◆ EXERCISE REQUIREMENTS
Among the entries below, find how many lines carry the word "left" and state only that figure.

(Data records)
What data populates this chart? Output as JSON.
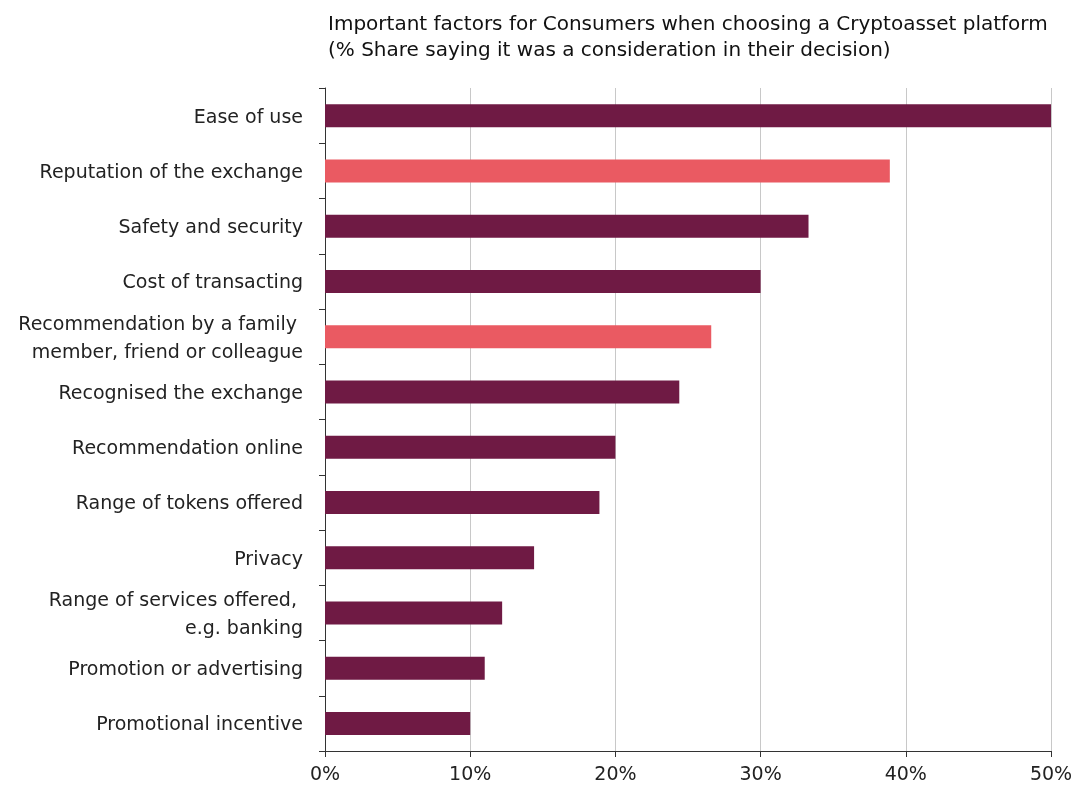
{
  "chart_data": {
    "type": "bar",
    "orientation": "horizontal",
    "title": "Important factors for Consumers when choosing a Cryptoasset platform",
    "subtitle": "(% Share saying it was a consideration in their decision)",
    "categories": [
      "Ease of use",
      "Reputation of the exchange",
      "Safety and security",
      "Cost of transacting",
      "Recommendation by a family member, friend or colleague",
      "Recognised the exchange",
      "Recommendation online",
      "Range of tokens offered",
      "Privacy",
      "Range of services offered, e.g. banking",
      "Promotion or advertising",
      "Promotional incentive"
    ],
    "values": [
      50,
      38.9,
      33.3,
      30,
      26.6,
      24.4,
      20,
      18.9,
      14.4,
      12.2,
      11,
      10
    ],
    "colors": [
      "#6f1a44",
      "#ea5a62",
      "#6f1a44",
      "#6f1a44",
      "#ea5a62",
      "#6f1a44",
      "#6f1a44",
      "#6f1a44",
      "#6f1a44",
      "#6f1a44",
      "#6f1a44",
      "#6f1a44"
    ],
    "xlim": [
      0,
      50
    ],
    "xticks": [
      {
        "value": 0,
        "label": "0%"
      },
      {
        "value": 10,
        "label": "10%"
      },
      {
        "value": 20,
        "label": "20%"
      },
      {
        "value": 30,
        "label": "30%"
      },
      {
        "value": 40,
        "label": "40%"
      },
      {
        "value": 50,
        "label": "50%"
      }
    ],
    "grid": "x"
  }
}
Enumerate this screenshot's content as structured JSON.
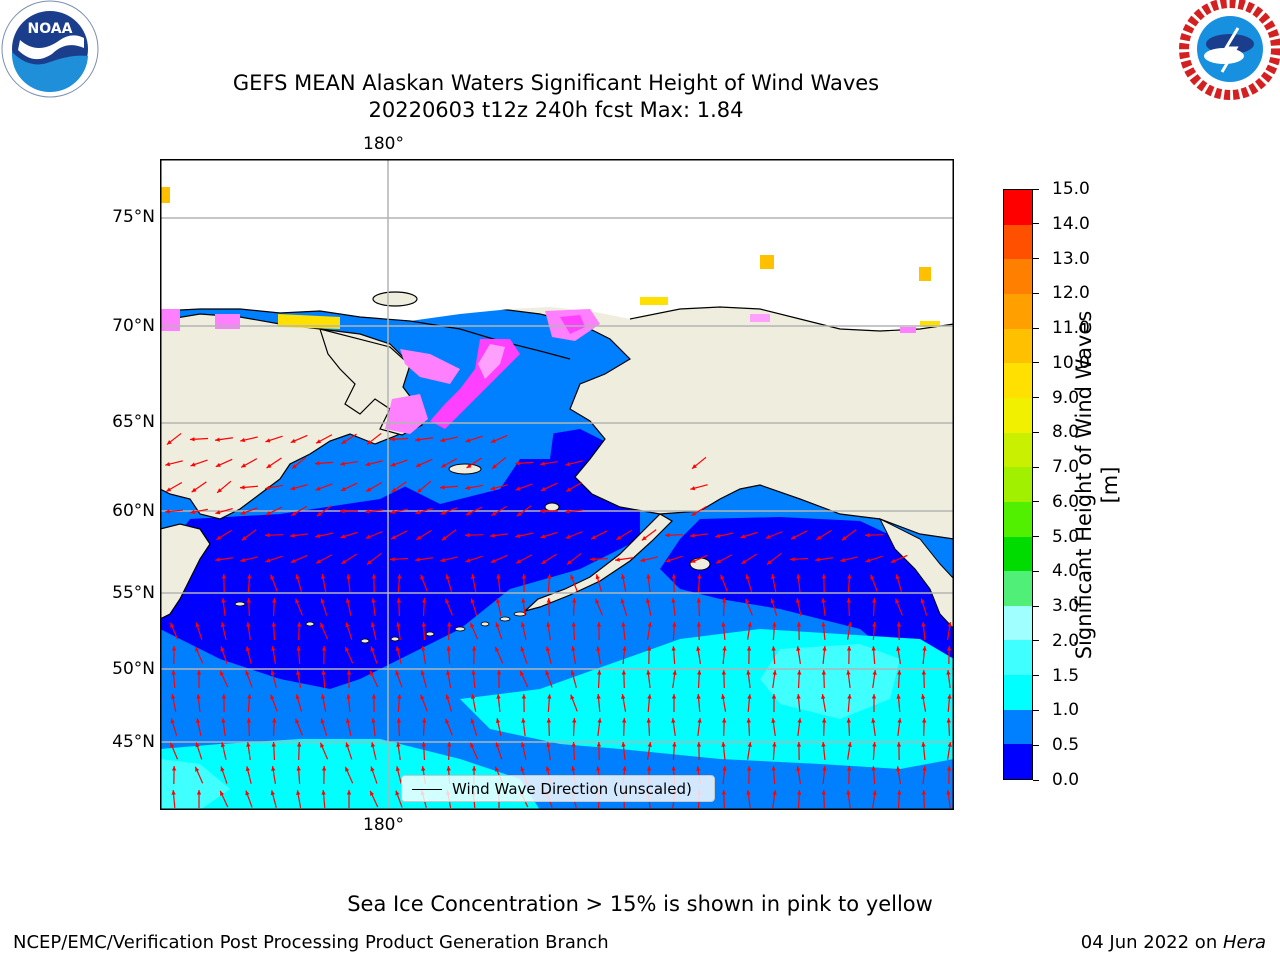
{
  "title": {
    "line1": "GEFS MEAN Alaskan Waters Significant Height of Wind Waves",
    "line2": "20220603 t12z 240h fcst   Max: 1.84"
  },
  "map": {
    "lon_label_top": "180°",
    "lon_label_bottom": "180°",
    "lat_labels": [
      "75°N",
      "70°N",
      "65°N",
      "60°N",
      "55°N",
      "50°N",
      "45°N"
    ],
    "land_color": "#efedde",
    "vector_color": "#ff0000"
  },
  "legend": {
    "label": "Wind Wave Direction (unscaled)"
  },
  "colorbar": {
    "label": "Significant Height of Wind Waves [m]",
    "ticks": [
      "0.0",
      "0.5",
      "1.0",
      "1.5",
      "2.0",
      "3.0",
      "4.0",
      "5.0",
      "6.0",
      "7.0",
      "8.0",
      "9.0",
      "10.0",
      "11.0",
      "12.0",
      "13.0",
      "14.0",
      "15.0"
    ],
    "colors": [
      "#0000ff",
      "#0080ff",
      "#00ffff",
      "#40ffff",
      "#a0ffff",
      "#50f078",
      "#00dc00",
      "#50f000",
      "#a0f000",
      "#c8f000",
      "#f0f000",
      "#ffe000",
      "#ffc000",
      "#ffa000",
      "#ff8000",
      "#ff5000",
      "#ff0000"
    ]
  },
  "sea_ice_note": "Sea Ice Concentration > 15% is shown in pink to yellow",
  "footer": {
    "left": "NCEP/EMC/Verification Post Processing Product Generation Branch",
    "right_date": "04 Jun 2022 on ",
    "right_host": "Hera"
  },
  "logos": {
    "left": "noaa-logo",
    "right": "nws-logo"
  }
}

◆ RESULT OF THIS EXERCISE
2